[start of DATA IN THIS EXERCISE]

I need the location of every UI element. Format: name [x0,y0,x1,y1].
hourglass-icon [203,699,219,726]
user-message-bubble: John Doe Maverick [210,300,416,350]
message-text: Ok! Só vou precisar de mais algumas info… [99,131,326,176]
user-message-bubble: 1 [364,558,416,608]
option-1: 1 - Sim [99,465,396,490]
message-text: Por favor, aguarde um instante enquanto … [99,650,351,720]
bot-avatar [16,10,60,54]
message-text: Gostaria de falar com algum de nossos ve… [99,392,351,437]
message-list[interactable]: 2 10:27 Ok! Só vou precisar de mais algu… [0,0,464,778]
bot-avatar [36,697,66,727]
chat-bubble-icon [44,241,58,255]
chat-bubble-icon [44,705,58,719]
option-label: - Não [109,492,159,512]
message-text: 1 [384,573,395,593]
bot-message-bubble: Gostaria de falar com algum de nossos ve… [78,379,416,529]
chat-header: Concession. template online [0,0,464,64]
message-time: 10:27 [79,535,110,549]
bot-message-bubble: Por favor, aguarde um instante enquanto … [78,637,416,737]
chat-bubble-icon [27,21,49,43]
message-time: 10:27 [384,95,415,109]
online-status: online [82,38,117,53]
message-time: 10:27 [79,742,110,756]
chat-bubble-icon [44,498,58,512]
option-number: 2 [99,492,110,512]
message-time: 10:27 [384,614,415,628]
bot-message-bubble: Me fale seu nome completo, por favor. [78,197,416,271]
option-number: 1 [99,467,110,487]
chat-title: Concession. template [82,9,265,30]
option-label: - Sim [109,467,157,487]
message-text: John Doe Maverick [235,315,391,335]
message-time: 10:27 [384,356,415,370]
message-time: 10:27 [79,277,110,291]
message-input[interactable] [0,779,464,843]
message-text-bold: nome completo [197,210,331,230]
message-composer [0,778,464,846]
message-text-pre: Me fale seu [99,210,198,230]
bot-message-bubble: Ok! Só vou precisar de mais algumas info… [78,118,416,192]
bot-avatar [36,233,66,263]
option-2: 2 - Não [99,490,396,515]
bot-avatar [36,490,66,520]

[end of DATA IN THIS EXERCISE]

--- WHAT IS ASKED ---
Reproduce the entire listing above verbatim, line by line, with no alterations.

--- THE RESULT ---
I need the location of every UI element. Format: name [x0,y0,x1,y1].
hourglass-icon [203,699,219,726]
user-message-bubble: John Doe Maverick [210,300,416,350]
message-text: Ok! Só vou precisar de mais algumas info… [99,131,326,176]
user-message-bubble: 1 [364,558,416,608]
option-1: 1 - Sim [99,465,396,490]
message-text: Por favor, aguarde um instante enquanto … [99,650,351,720]
bot-avatar [16,10,60,54]
message-text: Gostaria de falar com algum de nossos ve… [99,392,351,437]
message-list[interactable]: 2 10:27 Ok! Só vou precisar de mais algu… [0,0,464,778]
bot-avatar [36,697,66,727]
chat-bubble-icon [44,241,58,255]
chat-bubble-icon [44,705,58,719]
option-label: - Não [109,492,159,512]
message-text: 1 [384,573,395,593]
bot-message-bubble: Gostaria de falar com algum de nossos ve… [78,379,416,529]
chat-header: Concession. template online [0,0,464,64]
message-time: 10:27 [79,535,110,549]
bot-message-bubble: Por favor, aguarde um instante enquanto … [78,637,416,737]
chat-bubble-icon [27,21,49,43]
message-time: 10:27 [384,95,415,109]
online-status: online [82,38,117,53]
message-time: 10:27 [79,742,110,756]
chat-bubble-icon [44,498,58,512]
option-number: 2 [99,492,110,512]
message-time: 10:27 [384,614,415,628]
bot-message-bubble: Me fale seu nome completo, por favor. [78,197,416,271]
option-number: 1 [99,467,110,487]
chat-title: Concession. template [82,9,265,30]
option-label: - Sim [109,467,157,487]
message-text: John Doe Maverick [235,315,391,335]
message-time: 10:27 [384,356,415,370]
message-time: 10:27 [79,277,110,291]
message-input[interactable] [0,779,464,843]
message-text-bold: nome completo [197,210,331,230]
message-composer [0,778,464,846]
message-text-pre: Me fale seu [99,210,198,230]
bot-message-bubble: Ok! Só vou precisar de mais algumas info… [78,118,416,192]
bot-avatar [36,233,66,263]
option-2: 2 - Não [99,490,396,515]
bot-avatar [36,490,66,520]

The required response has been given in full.